■ YOUR TASK: For the records below, give the count of lines holding the word "sequence" and nothing more.

#### SOURCE DATA

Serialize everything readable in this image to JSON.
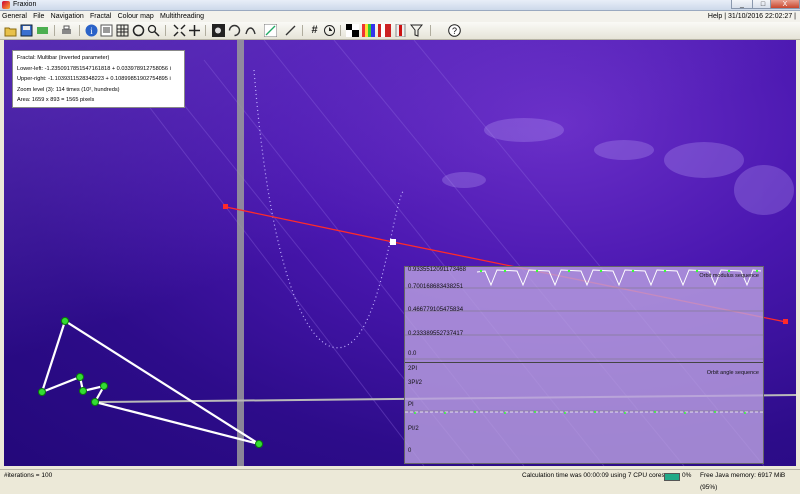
{
  "window": {
    "title": "Fraxion",
    "buttons": [
      "_",
      "□",
      "X"
    ]
  },
  "menu": {
    "items": [
      "General",
      "File",
      "Navigation",
      "Fractal",
      "Colour map",
      "Multithreading"
    ],
    "right_text": "Help | 31/10/2016 22:02:27 |"
  },
  "toolbar": {
    "icons": [
      "open-icon",
      "save-icon",
      "export-icon",
      "print-icon",
      "info-icon",
      "text-icon",
      "grid-icon",
      "orbit-icon",
      "zoom-icon",
      "fit-icon",
      "cross-icon",
      "fractal-1-icon",
      "fractal-2-icon",
      "fractal-3-icon",
      "line-icon",
      "hash-icon",
      "clock-icon",
      "pattern-icon",
      "palette-icon",
      "colours-icon",
      "brush-icon",
      "filter-icon",
      "help-icon"
    ],
    "glyphs": {
      "hash": "#",
      "help": "?",
      "info": "i"
    }
  },
  "info": {
    "fractal": "Fractal: Multibar (inverted parameter)",
    "lower_left": "Lower-left: -1.2350917851547161818 + 0.033978912758056 i",
    "upper_right": "Upper-right: -1.1039311528348223 + 0.10899851902754895 i",
    "zoom": "Zoom level (3): 114 times (10², hundreds)",
    "area": "Area: 1659 x 893 = 1565 pixels"
  },
  "orbit": {
    "modulus_title": "Orbit modulus sequence",
    "modulus_labels": [
      "0.9335512091173468",
      "0.700168683438251",
      "0.466779105475834",
      "0.233389552737417",
      "0.0"
    ],
    "angle_title": "Orbit angle sequence",
    "angle_labels": [
      "2PI",
      "3PI/2",
      "PI",
      "PI/2",
      "0"
    ]
  },
  "status": {
    "iterations": "#iterations = 100",
    "calc": "Calculation time was 00:00:09 using 7 CPU cores",
    "percent": "0%",
    "memory": "Free Java memory: 6917 MiB (95%)"
  },
  "colors": {
    "background": "#3a12a0",
    "path": "#ff2a2a",
    "orbit_points": "#33ff33",
    "polygon": "#ffffff"
  }
}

########

■ FINISHED EXERCISE: 2